_Excerpted data_:
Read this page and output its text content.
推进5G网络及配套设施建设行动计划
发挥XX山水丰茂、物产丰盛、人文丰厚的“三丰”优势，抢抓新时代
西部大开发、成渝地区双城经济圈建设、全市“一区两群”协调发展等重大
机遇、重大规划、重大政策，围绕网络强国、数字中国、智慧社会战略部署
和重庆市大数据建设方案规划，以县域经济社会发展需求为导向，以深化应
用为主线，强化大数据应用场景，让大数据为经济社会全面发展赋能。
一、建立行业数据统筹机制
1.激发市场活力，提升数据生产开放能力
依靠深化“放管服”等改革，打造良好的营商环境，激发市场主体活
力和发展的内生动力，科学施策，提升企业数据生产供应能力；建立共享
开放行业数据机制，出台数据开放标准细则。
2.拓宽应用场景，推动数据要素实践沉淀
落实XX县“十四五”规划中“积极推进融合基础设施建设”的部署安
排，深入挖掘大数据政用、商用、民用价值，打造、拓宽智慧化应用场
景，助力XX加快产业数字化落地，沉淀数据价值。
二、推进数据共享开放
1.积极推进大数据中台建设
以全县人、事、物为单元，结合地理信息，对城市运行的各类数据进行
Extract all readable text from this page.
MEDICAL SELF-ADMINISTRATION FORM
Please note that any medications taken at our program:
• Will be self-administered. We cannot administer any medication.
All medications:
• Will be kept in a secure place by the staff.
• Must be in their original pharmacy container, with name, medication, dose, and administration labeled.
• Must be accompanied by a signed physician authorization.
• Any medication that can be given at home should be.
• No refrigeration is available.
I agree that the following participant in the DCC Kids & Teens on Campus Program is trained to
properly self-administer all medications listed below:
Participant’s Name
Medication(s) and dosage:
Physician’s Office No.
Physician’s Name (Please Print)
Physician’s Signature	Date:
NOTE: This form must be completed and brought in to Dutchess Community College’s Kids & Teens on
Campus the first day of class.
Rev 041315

_The exercise_: Set all of the entries down again, exactly as they were given.

_Exercise result_:
Read this page and output its text content.
推进5G网络及配套设施建设行动计划
发挥XX山水丰茂、物产丰盛、人文丰厚的“三丰”优势，抢抓新时代
西部大开发、成渝地区双城经济圈建设、全市“一区两群”协调发展等重大
机遇、重大规划、重大政策，围绕网络强国、数字中国、智慧社会战略部署
和重庆市大数据建设方案规划，以县域经济社会发展需求为导向，以深化应
用为主线，强化大数据应用场景，让大数据为经济社会全面发展赋能。
一、建立行业数据统筹机制
1.激发市场活力，提升数据生产开放能力
依靠深化“放管服”等改革，打造良好的营商环境，激发市场主体活
力和发展的内生动力，科学施策，提升企业数据生产供应能力；建立共享
开放行业数据机制，出台数据开放标准细则。
2.拓宽应用场景，推动数据要素实践沉淀
落实XX县“十四五”规划中“积极推进融合基础设施建设”的部署安
排，深入挖掘大数据政用、商用、民用价值，打造、拓宽智慧化应用场
景，助力XX加快产业数字化落地，沉淀数据价值。
二、推进数据共享开放
1.积极推进大数据中台建设
以全县人、事、物为单元，结合地理信息，对城市运行的各类数据进行
Extract all readable text from this page.
MEDICAL SELF-ADMINISTRATION FORM
Please note that any medications taken at our program:
• Will be self-administered. We cannot administer any medication.
All medications:
• Will be kept in a secure place by the staff.
• Must be in their original pharmacy container, with name, medication, dose, and administration labeled.
• Must be accompanied by a signed physician authorization.
• Any medication that can be given at home should be.
• No refrigeration is available.
I agree that the following participant in the DCC Kids & Teens on Campus Program is trained to
properly self-administer all medications listed below:
Participant’s Name
Medication(s) and dosage:
Physician’s Office No.
Physician’s Name (Please Print)
Physician’s Signature	Date:
NOTE: This form must be completed and brought in to Dutchess Community College’s Kids & Teens on
Campus the first day of class.
Rev 041315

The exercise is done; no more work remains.